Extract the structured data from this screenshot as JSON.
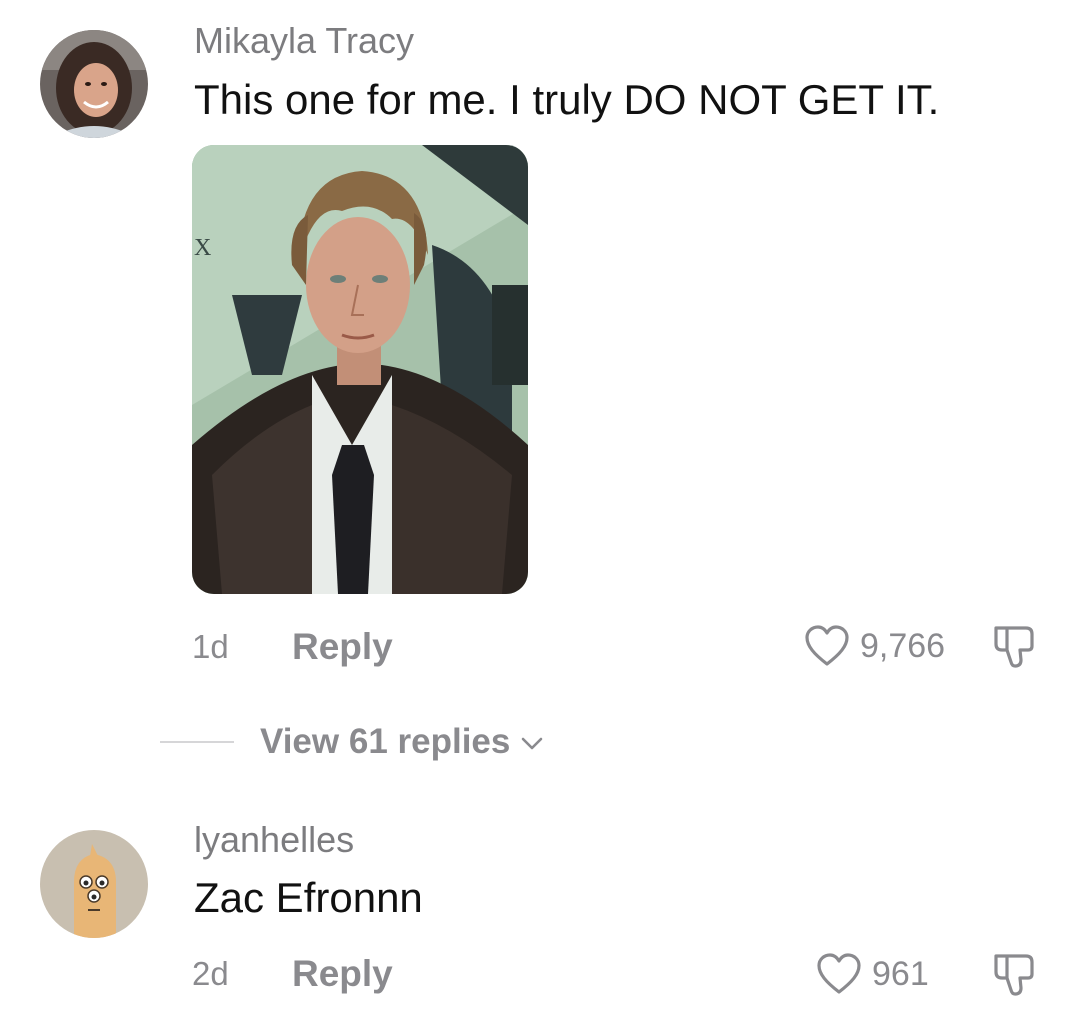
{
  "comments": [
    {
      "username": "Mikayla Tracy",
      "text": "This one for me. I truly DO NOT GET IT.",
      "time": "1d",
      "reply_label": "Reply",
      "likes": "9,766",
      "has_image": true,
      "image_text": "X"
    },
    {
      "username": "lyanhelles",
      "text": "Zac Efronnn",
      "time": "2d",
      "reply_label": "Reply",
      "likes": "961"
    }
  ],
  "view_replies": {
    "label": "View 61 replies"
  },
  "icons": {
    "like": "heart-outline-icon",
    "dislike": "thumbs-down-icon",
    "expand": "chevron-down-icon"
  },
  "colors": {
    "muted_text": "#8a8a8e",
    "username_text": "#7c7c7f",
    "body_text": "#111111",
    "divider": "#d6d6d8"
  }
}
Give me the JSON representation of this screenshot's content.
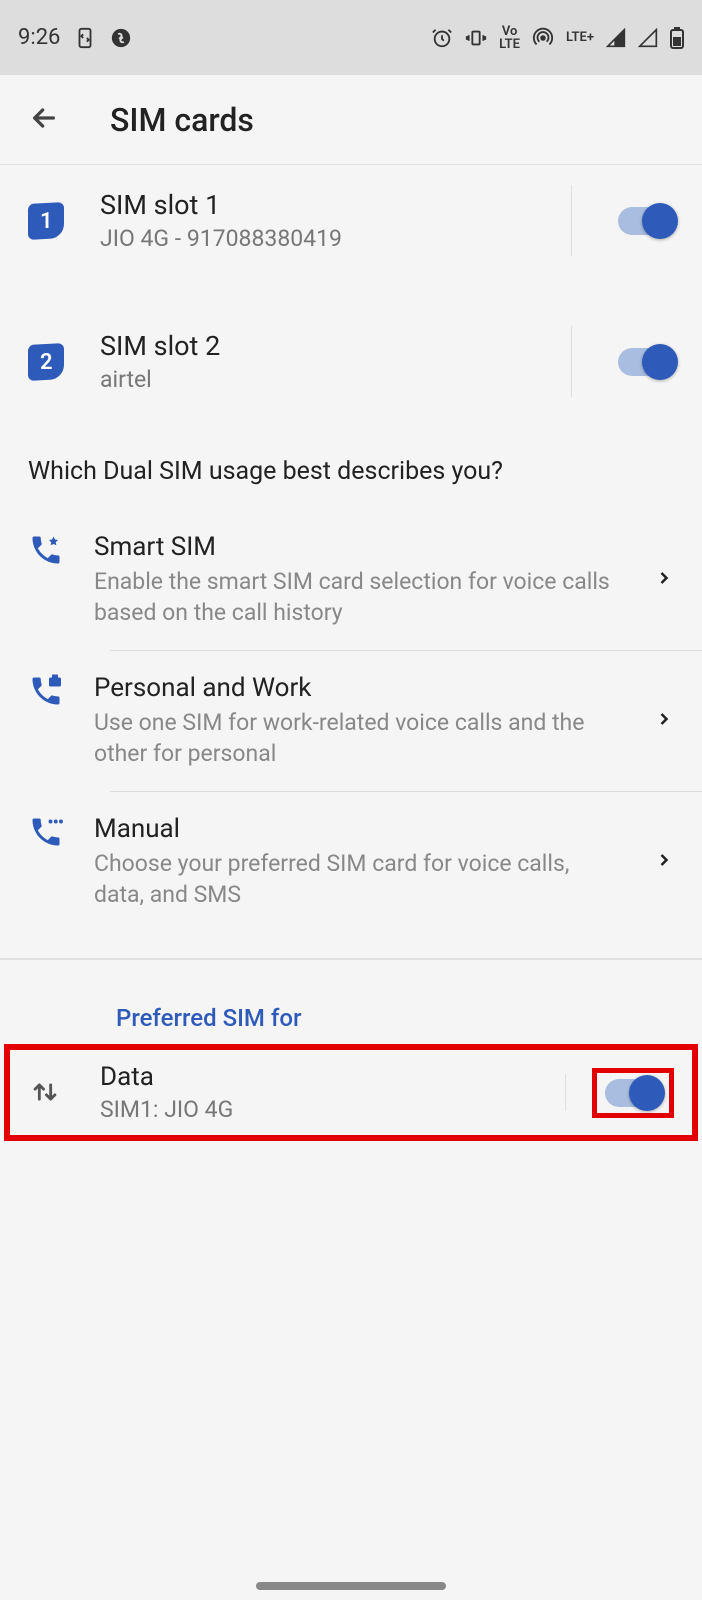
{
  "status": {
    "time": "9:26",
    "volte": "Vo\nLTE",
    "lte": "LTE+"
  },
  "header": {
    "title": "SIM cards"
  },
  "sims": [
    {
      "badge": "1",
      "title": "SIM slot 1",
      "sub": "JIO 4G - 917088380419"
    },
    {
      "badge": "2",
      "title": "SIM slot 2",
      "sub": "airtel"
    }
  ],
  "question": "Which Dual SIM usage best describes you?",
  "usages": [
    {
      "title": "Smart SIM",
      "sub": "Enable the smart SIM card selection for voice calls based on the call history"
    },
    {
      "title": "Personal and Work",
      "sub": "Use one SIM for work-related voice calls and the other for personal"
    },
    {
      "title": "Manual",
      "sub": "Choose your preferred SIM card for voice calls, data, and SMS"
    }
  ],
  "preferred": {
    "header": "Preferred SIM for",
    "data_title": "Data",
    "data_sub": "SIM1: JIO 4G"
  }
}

GOAL OF THE EXERCISE
Find the word "voice" in the records and pull out each line that has it.

FINAL RESULT
      "sub": "Enable the smart SIM card selection for voice calls based on the call history"
      "sub": "Use one SIM for work-related voice calls and the other for personal"
      "sub": "Choose your preferred SIM card for voice calls, data, and SMS"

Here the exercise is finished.